--- start of Task input ---

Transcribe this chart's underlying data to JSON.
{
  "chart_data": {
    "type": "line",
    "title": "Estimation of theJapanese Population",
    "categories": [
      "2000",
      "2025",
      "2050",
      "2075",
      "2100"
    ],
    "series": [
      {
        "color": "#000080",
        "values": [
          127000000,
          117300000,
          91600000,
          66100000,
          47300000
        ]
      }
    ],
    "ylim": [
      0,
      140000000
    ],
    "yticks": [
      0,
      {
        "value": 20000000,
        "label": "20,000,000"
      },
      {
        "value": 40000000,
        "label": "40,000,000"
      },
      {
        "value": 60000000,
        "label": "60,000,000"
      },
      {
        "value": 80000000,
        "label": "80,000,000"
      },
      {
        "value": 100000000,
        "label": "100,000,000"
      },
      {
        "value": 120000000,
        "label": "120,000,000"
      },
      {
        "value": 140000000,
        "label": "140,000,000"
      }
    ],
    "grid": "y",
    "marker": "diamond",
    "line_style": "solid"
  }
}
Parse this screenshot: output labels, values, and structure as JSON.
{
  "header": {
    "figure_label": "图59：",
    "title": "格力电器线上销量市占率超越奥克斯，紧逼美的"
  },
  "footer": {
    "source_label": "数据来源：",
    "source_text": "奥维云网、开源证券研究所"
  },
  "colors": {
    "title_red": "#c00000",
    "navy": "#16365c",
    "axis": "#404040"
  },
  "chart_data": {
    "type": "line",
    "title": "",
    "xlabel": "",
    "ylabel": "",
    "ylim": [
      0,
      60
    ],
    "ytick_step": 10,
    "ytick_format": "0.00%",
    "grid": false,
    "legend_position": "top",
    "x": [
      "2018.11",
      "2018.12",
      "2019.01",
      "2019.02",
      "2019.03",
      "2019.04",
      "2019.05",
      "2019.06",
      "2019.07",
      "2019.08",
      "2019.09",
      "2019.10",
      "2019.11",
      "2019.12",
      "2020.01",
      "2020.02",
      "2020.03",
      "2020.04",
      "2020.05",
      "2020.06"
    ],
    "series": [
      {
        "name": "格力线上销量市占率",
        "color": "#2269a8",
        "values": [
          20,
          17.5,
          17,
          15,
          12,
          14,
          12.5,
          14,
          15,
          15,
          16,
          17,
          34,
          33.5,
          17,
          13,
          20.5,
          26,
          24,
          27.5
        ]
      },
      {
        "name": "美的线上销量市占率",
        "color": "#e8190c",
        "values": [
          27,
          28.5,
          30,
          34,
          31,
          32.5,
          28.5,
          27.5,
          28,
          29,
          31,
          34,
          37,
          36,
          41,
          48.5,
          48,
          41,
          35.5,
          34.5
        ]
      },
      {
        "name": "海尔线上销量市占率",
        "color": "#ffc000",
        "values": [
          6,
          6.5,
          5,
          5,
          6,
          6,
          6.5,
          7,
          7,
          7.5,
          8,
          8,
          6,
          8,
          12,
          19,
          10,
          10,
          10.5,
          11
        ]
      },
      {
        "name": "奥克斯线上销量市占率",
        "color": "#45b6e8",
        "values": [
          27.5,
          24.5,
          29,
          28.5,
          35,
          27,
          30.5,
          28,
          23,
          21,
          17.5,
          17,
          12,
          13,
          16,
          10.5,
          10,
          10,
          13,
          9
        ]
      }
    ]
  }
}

--- end of Task input ---

#### Directions for this task:
All of the entries above should be written out again exactly.

#### Result below:
Transcribe this chart's underlying data to JSON.
{
  "chart_data": {
    "type": "line",
    "title": "Estimation of theJapanese Population",
    "categories": [
      "2000",
      "2025",
      "2050",
      "2075",
      "2100"
    ],
    "series": [
      {
        "color": "#000080",
        "values": [
          127000000,
          117300000,
          91600000,
          66100000,
          47300000
        ]
      }
    ],
    "ylim": [
      0,
      140000000
    ],
    "yticks": [
      0,
      {
        "value": 20000000,
        "label": "20,000,000"
      },
      {
        "value": 40000000,
        "label": "40,000,000"
      },
      {
        "value": 60000000,
        "label": "60,000,000"
      },
      {
        "value": 80000000,
        "label": "80,000,000"
      },
      {
        "value": 100000000,
        "label": "100,000,000"
      },
      {
        "value": 120000000,
        "label": "120,000,000"
      },
      {
        "value": 140000000,
        "label": "140,000,000"
      }
    ],
    "grid": "y",
    "marker": "diamond",
    "line_style": "solid"
  }
}
Parse this screenshot: output labels, values, and structure as JSON.
{
  "header": {
    "figure_label": "图59：",
    "title": "格力电器线上销量市占率超越奥克斯，紧逼美的"
  },
  "footer": {
    "source_label": "数据来源：",
    "source_text": "奥维云网、开源证券研究所"
  },
  "colors": {
    "title_red": "#c00000",
    "navy": "#16365c",
    "axis": "#404040"
  },
  "chart_data": {
    "type": "line",
    "title": "",
    "xlabel": "",
    "ylabel": "",
    "ylim": [
      0,
      60
    ],
    "ytick_step": 10,
    "ytick_format": "0.00%",
    "grid": false,
    "legend_position": "top",
    "x": [
      "2018.11",
      "2018.12",
      "2019.01",
      "2019.02",
      "2019.03",
      "2019.04",
      "2019.05",
      "2019.06",
      "2019.07",
      "2019.08",
      "2019.09",
      "2019.10",
      "2019.11",
      "2019.12",
      "2020.01",
      "2020.02",
      "2020.03",
      "2020.04",
      "2020.05",
      "2020.06"
    ],
    "series": [
      {
        "name": "格力线上销量市占率",
        "color": "#2269a8",
        "values": [
          20,
          17.5,
          17,
          15,
          12,
          14,
          12.5,
          14,
          15,
          15,
          16,
          17,
          34,
          33.5,
          17,
          13,
          20.5,
          26,
          24,
          27.5
        ]
      },
      {
        "name": "美的线上销量市占率",
        "color": "#e8190c",
        "values": [
          27,
          28.5,
          30,
          34,
          31,
          32.5,
          28.5,
          27.5,
          28,
          29,
          31,
          34,
          37,
          36,
          41,
          48.5,
          48,
          41,
          35.5,
          34.5
        ]
      },
      {
        "name": "海尔线上销量市占率",
        "color": "#ffc000",
        "values": [
          6,
          6.5,
          5,
          5,
          6,
          6,
          6.5,
          7,
          7,
          7.5,
          8,
          8,
          6,
          8,
          12,
          19,
          10,
          10,
          10.5,
          11
        ]
      },
      {
        "name": "奥克斯线上销量市占率",
        "color": "#45b6e8",
        "values": [
          27.5,
          24.5,
          29,
          28.5,
          35,
          27,
          30.5,
          28,
          23,
          21,
          17.5,
          17,
          12,
          13,
          16,
          10.5,
          10,
          10,
          13,
          9
        ]
      }
    ]
  }
}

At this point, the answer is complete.